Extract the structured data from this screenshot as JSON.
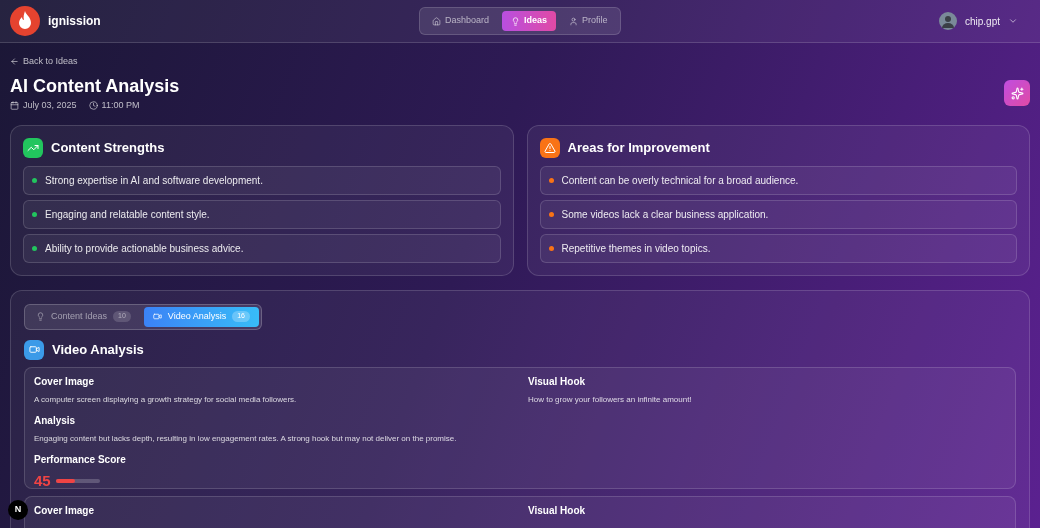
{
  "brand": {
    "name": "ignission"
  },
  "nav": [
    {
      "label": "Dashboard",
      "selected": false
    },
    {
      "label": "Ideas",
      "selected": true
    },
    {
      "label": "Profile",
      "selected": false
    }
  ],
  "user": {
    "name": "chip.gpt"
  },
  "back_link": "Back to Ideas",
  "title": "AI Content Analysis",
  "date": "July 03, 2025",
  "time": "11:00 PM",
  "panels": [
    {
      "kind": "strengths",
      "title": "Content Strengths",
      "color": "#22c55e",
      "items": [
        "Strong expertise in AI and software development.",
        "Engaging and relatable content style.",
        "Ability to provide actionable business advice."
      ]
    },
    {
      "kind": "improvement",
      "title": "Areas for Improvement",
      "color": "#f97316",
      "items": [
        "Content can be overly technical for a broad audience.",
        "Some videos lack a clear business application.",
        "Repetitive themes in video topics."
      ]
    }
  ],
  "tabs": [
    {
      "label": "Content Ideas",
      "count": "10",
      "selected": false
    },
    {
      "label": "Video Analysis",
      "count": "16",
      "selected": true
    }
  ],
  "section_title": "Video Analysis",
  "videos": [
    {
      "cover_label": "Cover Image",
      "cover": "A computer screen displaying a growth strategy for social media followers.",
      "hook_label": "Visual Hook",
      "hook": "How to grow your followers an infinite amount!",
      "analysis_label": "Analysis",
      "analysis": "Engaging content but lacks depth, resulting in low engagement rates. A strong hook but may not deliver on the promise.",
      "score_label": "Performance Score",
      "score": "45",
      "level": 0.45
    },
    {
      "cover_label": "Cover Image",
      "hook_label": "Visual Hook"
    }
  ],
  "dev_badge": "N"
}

########################################

- _TASK BRIEF_
Without including any pictures, output all the entries above exactly.

- _WRITTEN ANSWER_
Extract the structured data from this screenshot as JSON.
{
  "brand": {
    "name": "ignission"
  },
  "nav": [
    {
      "label": "Dashboard",
      "selected": false
    },
    {
      "label": "Ideas",
      "selected": true
    },
    {
      "label": "Profile",
      "selected": false
    }
  ],
  "user": {
    "name": "chip.gpt"
  },
  "back_link": "Back to Ideas",
  "title": "AI Content Analysis",
  "date": "July 03, 2025",
  "time": "11:00 PM",
  "panels": [
    {
      "kind": "strengths",
      "title": "Content Strengths",
      "color": "#22c55e",
      "items": [
        "Strong expertise in AI and software development.",
        "Engaging and relatable content style.",
        "Ability to provide actionable business advice."
      ]
    },
    {
      "kind": "improvement",
      "title": "Areas for Improvement",
      "color": "#f97316",
      "items": [
        "Content can be overly technical for a broad audience.",
        "Some videos lack a clear business application.",
        "Repetitive themes in video topics."
      ]
    }
  ],
  "tabs": [
    {
      "label": "Content Ideas",
      "count": "10",
      "selected": false
    },
    {
      "label": "Video Analysis",
      "count": "16",
      "selected": true
    }
  ],
  "section_title": "Video Analysis",
  "videos": [
    {
      "cover_label": "Cover Image",
      "cover": "A computer screen displaying a growth strategy for social media followers.",
      "hook_label": "Visual Hook",
      "hook": "How to grow your followers an infinite amount!",
      "analysis_label": "Analysis",
      "analysis": "Engaging content but lacks depth, resulting in low engagement rates. A strong hook but may not deliver on the promise.",
      "score_label": "Performance Score",
      "score": "45",
      "level": 0.45
    },
    {
      "cover_label": "Cover Image",
      "hook_label": "Visual Hook"
    }
  ],
  "dev_badge": "N"
}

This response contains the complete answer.